- _RAW DATA_:
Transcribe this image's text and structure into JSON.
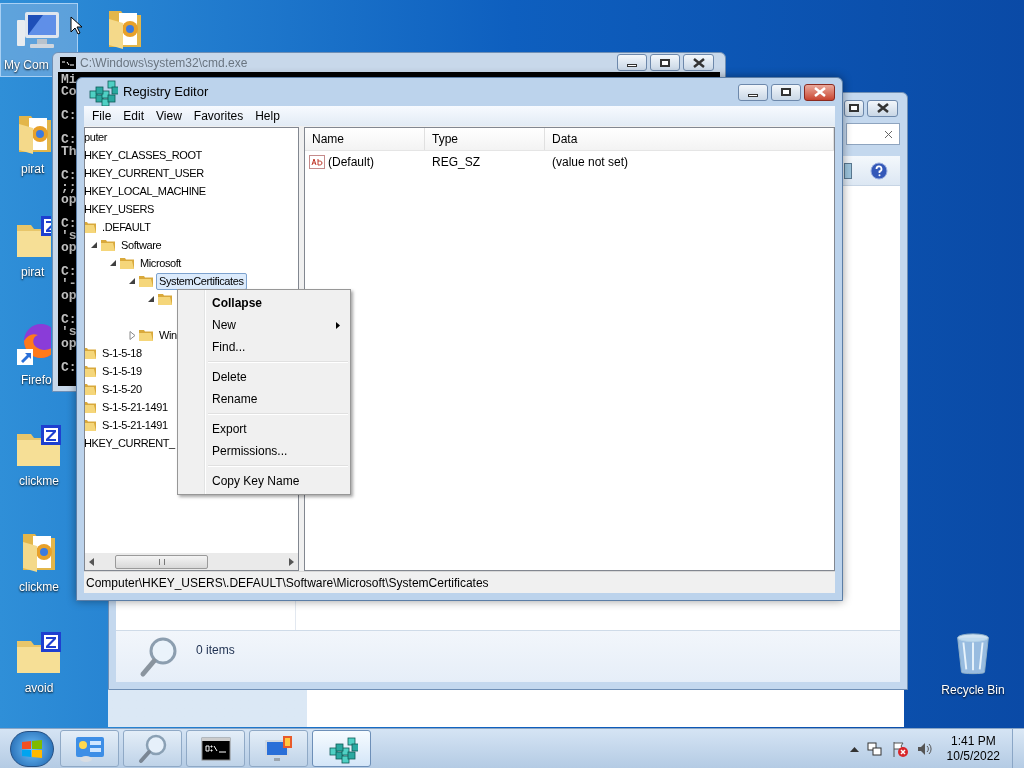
{
  "desktop": {
    "icons": [
      {
        "kind": "computer",
        "label": "My Com",
        "selected": true
      },
      {
        "kind": "doc_folder",
        "selected": false
      },
      {
        "kind": "doc_folder",
        "label": "pirat",
        "selected": false
      },
      {
        "kind": "zip_folder",
        "label": "pirat",
        "selected": false
      },
      {
        "kind": "browser",
        "label": "Firefo",
        "selected": false
      },
      {
        "kind": "zip_folder",
        "label": "clickme",
        "selected": false
      },
      {
        "kind": "doc_folder",
        "label": "clickme",
        "selected": false
      },
      {
        "kind": "zip_folder",
        "label": "avoid",
        "selected": false
      },
      {
        "kind": "bin",
        "label": "Recycle Bin",
        "selected": false
      }
    ]
  },
  "cmd_window": {
    "title": "C:\\Windows\\system32\\cmd.exe",
    "paragraphs": [
      [
        "Mi",
        "Co"
      ],
      [
        "C:"
      ],
      [
        "C:",
        "Th"
      ],
      [
        "C:",
        ";;",
        "op"
      ],
      [
        "C:",
        "'s",
        "op"
      ],
      [
        "C:",
        "'-",
        "op"
      ],
      [
        "C:",
        "'s",
        "op"
      ],
      [
        "C:"
      ]
    ]
  },
  "explorer_window": {
    "status": "0 items"
  },
  "registry_editor": {
    "title": "Registry Editor",
    "menu": [
      "File",
      "Edit",
      "View",
      "Favorites",
      "Help"
    ],
    "tree": [
      {
        "label": "puter",
        "selected": false,
        "children": [
          {
            "label": "HKEY_CLASSES_ROOT",
            "selected": false
          },
          {
            "label": "HKEY_CURRENT_USER",
            "selected": false
          },
          {
            "label": "HKEY_LOCAL_MACHINE",
            "selected": false
          },
          {
            "label": "HKEY_USERS",
            "selected": false,
            "children": [
              {
                "label": ".DEFAULT",
                "selected": false,
                "children": [
                  {
                    "label": "Software",
                    "selected": false,
                    "expanded": true,
                    "children": [
                      {
                        "label": "Microsoft",
                        "selected": false,
                        "expanded": true,
                        "children": [
                          {
                            "label": "SystemCertificates",
                            "selected": true,
                            "expanded": true,
                            "children": [
                              {
                                "selected": false,
                                "expanded": true
                              }
                            ]
                          },
                          {
                            "label": "Win",
                            "selected": false,
                            "expanded": false
                          }
                        ]
                      }
                    ]
                  }
                ]
              },
              {
                "label": "S-1-5-18",
                "selected": false
              },
              {
                "label": "S-1-5-19",
                "selected": false
              },
              {
                "label": "S-1-5-20",
                "selected": false
              },
              {
                "label": "S-1-5-21-1491",
                "selected": false
              },
              {
                "label": "S-1-5-21-1491",
                "selected": false
              }
            ]
          },
          {
            "label": "HKEY_CURRENT_",
            "selected": false
          }
        ]
      }
    ],
    "columns": [
      "Name",
      "Type",
      "Data"
    ],
    "rows": [
      {
        "name": "(Default)",
        "type": "REG_SZ",
        "data": "(value not set)"
      }
    ],
    "status_bar": "Computer\\HKEY_USERS\\.DEFAULT\\Software\\Microsoft\\SystemCertificates"
  },
  "context_menu": [
    [
      {
        "label": "Collapse",
        "bold": true,
        "submenu": false
      },
      {
        "label": "New",
        "bold": false,
        "submenu": true
      },
      {
        "label": "Find...",
        "bold": false,
        "submenu": false
      }
    ],
    [
      {
        "label": "Delete",
        "bold": false,
        "submenu": false
      },
      {
        "label": "Rename",
        "bold": false,
        "submenu": false
      }
    ],
    [
      {
        "label": "Export",
        "bold": false,
        "submenu": false
      },
      {
        "label": "Permissions...",
        "bold": false,
        "submenu": false
      }
    ],
    [
      {
        "label": "Copy Key Name",
        "bold": false,
        "submenu": false
      }
    ]
  ],
  "taskbar": {
    "buttons": [
      {
        "kind": "control_panel",
        "selected": false
      },
      {
        "kind": "search",
        "selected": false
      },
      {
        "kind": "console",
        "selected": false
      },
      {
        "kind": "computer",
        "selected": false
      },
      {
        "kind": "registry",
        "selected": true
      }
    ],
    "time": "1:41 PM",
    "date": "10/5/2022"
  }
}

- _AIM_: Go through the records. Copy each line where "expanded" appears.

- _EXPECTED ANSWER_:
                    "expanded": true,
                        "expanded": true,
                            "expanded": true,
                                "expanded": true
                            "expanded": false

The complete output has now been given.